▶ [WHAT IS BEING ASKED]: Even where a record seems odd, copy it exactly as it appears below.

(Items from an interface collection)
^^^^^^^^

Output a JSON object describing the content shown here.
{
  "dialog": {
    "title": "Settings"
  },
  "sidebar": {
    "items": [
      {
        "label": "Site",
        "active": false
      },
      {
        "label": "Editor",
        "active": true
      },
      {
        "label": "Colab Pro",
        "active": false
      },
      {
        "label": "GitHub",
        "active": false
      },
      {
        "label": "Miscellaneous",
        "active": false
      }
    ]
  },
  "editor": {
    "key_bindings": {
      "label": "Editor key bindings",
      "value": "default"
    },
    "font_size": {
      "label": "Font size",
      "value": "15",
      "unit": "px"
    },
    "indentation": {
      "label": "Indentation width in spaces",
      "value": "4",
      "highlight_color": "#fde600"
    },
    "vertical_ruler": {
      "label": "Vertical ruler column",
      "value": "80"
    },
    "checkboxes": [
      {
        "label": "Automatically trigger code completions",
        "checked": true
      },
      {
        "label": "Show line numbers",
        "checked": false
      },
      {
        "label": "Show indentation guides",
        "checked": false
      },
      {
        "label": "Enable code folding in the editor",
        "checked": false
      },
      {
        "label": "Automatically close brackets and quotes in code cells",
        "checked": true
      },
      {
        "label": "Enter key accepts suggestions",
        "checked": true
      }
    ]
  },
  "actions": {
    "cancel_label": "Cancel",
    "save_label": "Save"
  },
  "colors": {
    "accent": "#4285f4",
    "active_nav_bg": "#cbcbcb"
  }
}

^^^^^^^^

▶ [COMPLETED TASK]:
Output a JSON object describing the content shown here.
{
  "dialog": {
    "title": "Settings"
  },
  "sidebar": {
    "items": [
      {
        "label": "Site",
        "active": false
      },
      {
        "label": "Editor",
        "active": true
      },
      {
        "label": "Colab Pro",
        "active": false
      },
      {
        "label": "GitHub",
        "active": false
      },
      {
        "label": "Miscellaneous",
        "active": false
      }
    ]
  },
  "editor": {
    "key_bindings": {
      "label": "Editor key bindings",
      "value": "default"
    },
    "font_size": {
      "label": "Font size",
      "value": "15",
      "unit": "px"
    },
    "indentation": {
      "label": "Indentation width in spaces",
      "value": "4",
      "highlight_color": "#fde600"
    },
    "vertical_ruler": {
      "label": "Vertical ruler column",
      "value": "80"
    },
    "checkboxes": [
      {
        "label": "Automatically trigger code completions",
        "checked": true
      },
      {
        "label": "Show line numbers",
        "checked": false
      },
      {
        "label": "Show indentation guides",
        "checked": false
      },
      {
        "label": "Enable code folding in the editor",
        "checked": false
      },
      {
        "label": "Automatically close brackets and quotes in code cells",
        "checked": true
      },
      {
        "label": "Enter key accepts suggestions",
        "checked": true
      }
    ]
  },
  "actions": {
    "cancel_label": "Cancel",
    "save_label": "Save"
  },
  "colors": {
    "accent": "#4285f4",
    "active_nav_bg": "#cbcbcb"
  }
}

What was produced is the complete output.